(Records from a collection)

((

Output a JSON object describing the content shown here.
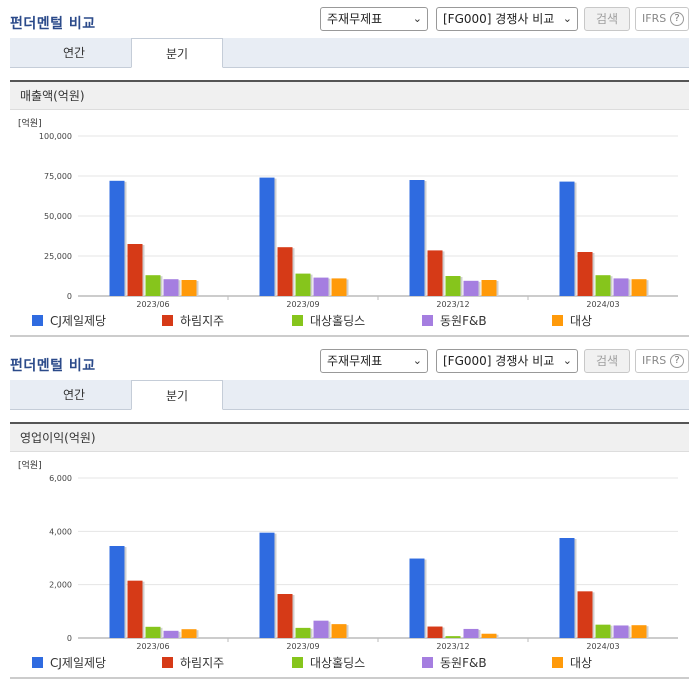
{
  "colors": {
    "series": [
      "#2f6be0",
      "#d63a17",
      "#86c51c",
      "#a57ee0",
      "#ff9a0a"
    ]
  },
  "panels": [
    {
      "title": "펀더멘털 비교",
      "select1": "주재무제표",
      "select2": "[FG000] 경쟁사 비교",
      "search_label": "검색",
      "ifrs_label": "IFRS",
      "help_glyph": "?",
      "tabs": [
        "연간",
        "분기"
      ],
      "active_tab": "분기",
      "section_title": "매출액(억원)",
      "legend": [
        "CJ제일제당",
        "하림지주",
        "대상홀딩스",
        "동원F&B",
        "대상"
      ]
    },
    {
      "title": "펀더멘털 비교",
      "select1": "주재무제표",
      "select2": "[FG000] 경쟁사 비교",
      "search_label": "검색",
      "ifrs_label": "IFRS",
      "help_glyph": "?",
      "tabs": [
        "연간",
        "분기"
      ],
      "active_tab": "분기",
      "section_title": "영업이익(억원)",
      "legend": [
        "CJ제일제당",
        "하림지주",
        "대상홀딩스",
        "동원F&B",
        "대상"
      ]
    }
  ],
  "chart_data": [
    {
      "type": "bar",
      "title": "매출액(억원)",
      "unit_label": "[억원]",
      "categories": [
        "2023/06",
        "2023/09",
        "2023/12",
        "2024/03"
      ],
      "yticks": [
        "0",
        "25,000",
        "50,000",
        "75,000",
        "100,000"
      ],
      "ylim": [
        0,
        100000
      ],
      "grid": true,
      "legend_position": "bottom",
      "series": [
        {
          "name": "CJ제일제당",
          "values": [
            72000,
            74000,
            72500,
            71500
          ]
        },
        {
          "name": "하림지주",
          "values": [
            32500,
            30500,
            28500,
            27500
          ]
        },
        {
          "name": "대상홀딩스",
          "values": [
            13000,
            14000,
            12500,
            13000
          ]
        },
        {
          "name": "동원F&B",
          "values": [
            10500,
            11500,
            9500,
            11000
          ]
        },
        {
          "name": "대상",
          "values": [
            10000,
            11000,
            10000,
            10500
          ]
        }
      ]
    },
    {
      "type": "bar",
      "title": "영업이익(억원)",
      "unit_label": "[억원]",
      "categories": [
        "2023/06",
        "2023/09",
        "2023/12",
        "2024/03"
      ],
      "yticks": [
        "0",
        "2,000",
        "4,000",
        "6,000"
      ],
      "ylim": [
        0,
        6000
      ],
      "grid": true,
      "legend_position": "bottom",
      "series": [
        {
          "name": "CJ제일제당",
          "values": [
            3450,
            3950,
            2980,
            3750
          ]
        },
        {
          "name": "하림지주",
          "values": [
            2150,
            1650,
            430,
            1750
          ]
        },
        {
          "name": "대상홀딩스",
          "values": [
            420,
            380,
            70,
            500
          ]
        },
        {
          "name": "동원F&B",
          "values": [
            270,
            650,
            340,
            470
          ]
        },
        {
          "name": "대상",
          "values": [
            330,
            520,
            160,
            480
          ]
        }
      ]
    }
  ]
}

))

### [Aim of the task]
All the records above need to be given again word for word. Skip the pictures.

### [Result below]
Output a JSON object describing the content shown here.
{
  "colors": {
    "series": [
      "#2f6be0",
      "#d63a17",
      "#86c51c",
      "#a57ee0",
      "#ff9a0a"
    ]
  },
  "panels": [
    {
      "title": "펀더멘털 비교",
      "select1": "주재무제표",
      "select2": "[FG000] 경쟁사 비교",
      "search_label": "검색",
      "ifrs_label": "IFRS",
      "help_glyph": "?",
      "tabs": [
        "연간",
        "분기"
      ],
      "active_tab": "분기",
      "section_title": "매출액(억원)",
      "legend": [
        "CJ제일제당",
        "하림지주",
        "대상홀딩스",
        "동원F&B",
        "대상"
      ]
    },
    {
      "title": "펀더멘털 비교",
      "select1": "주재무제표",
      "select2": "[FG000] 경쟁사 비교",
      "search_label": "검색",
      "ifrs_label": "IFRS",
      "help_glyph": "?",
      "tabs": [
        "연간",
        "분기"
      ],
      "active_tab": "분기",
      "section_title": "영업이익(억원)",
      "legend": [
        "CJ제일제당",
        "하림지주",
        "대상홀딩스",
        "동원F&B",
        "대상"
      ]
    }
  ],
  "chart_data": [
    {
      "type": "bar",
      "title": "매출액(억원)",
      "unit_label": "[억원]",
      "categories": [
        "2023/06",
        "2023/09",
        "2023/12",
        "2024/03"
      ],
      "yticks": [
        "0",
        "25,000",
        "50,000",
        "75,000",
        "100,000"
      ],
      "ylim": [
        0,
        100000
      ],
      "grid": true,
      "legend_position": "bottom",
      "series": [
        {
          "name": "CJ제일제당",
          "values": [
            72000,
            74000,
            72500,
            71500
          ]
        },
        {
          "name": "하림지주",
          "values": [
            32500,
            30500,
            28500,
            27500
          ]
        },
        {
          "name": "대상홀딩스",
          "values": [
            13000,
            14000,
            12500,
            13000
          ]
        },
        {
          "name": "동원F&B",
          "values": [
            10500,
            11500,
            9500,
            11000
          ]
        },
        {
          "name": "대상",
          "values": [
            10000,
            11000,
            10000,
            10500
          ]
        }
      ]
    },
    {
      "type": "bar",
      "title": "영업이익(억원)",
      "unit_label": "[억원]",
      "categories": [
        "2023/06",
        "2023/09",
        "2023/12",
        "2024/03"
      ],
      "yticks": [
        "0",
        "2,000",
        "4,000",
        "6,000"
      ],
      "ylim": [
        0,
        6000
      ],
      "grid": true,
      "legend_position": "bottom",
      "series": [
        {
          "name": "CJ제일제당",
          "values": [
            3450,
            3950,
            2980,
            3750
          ]
        },
        {
          "name": "하림지주",
          "values": [
            2150,
            1650,
            430,
            1750
          ]
        },
        {
          "name": "대상홀딩스",
          "values": [
            420,
            380,
            70,
            500
          ]
        },
        {
          "name": "동원F&B",
          "values": [
            270,
            650,
            340,
            470
          ]
        },
        {
          "name": "대상",
          "values": [
            330,
            520,
            160,
            480
          ]
        }
      ]
    }
  ]
}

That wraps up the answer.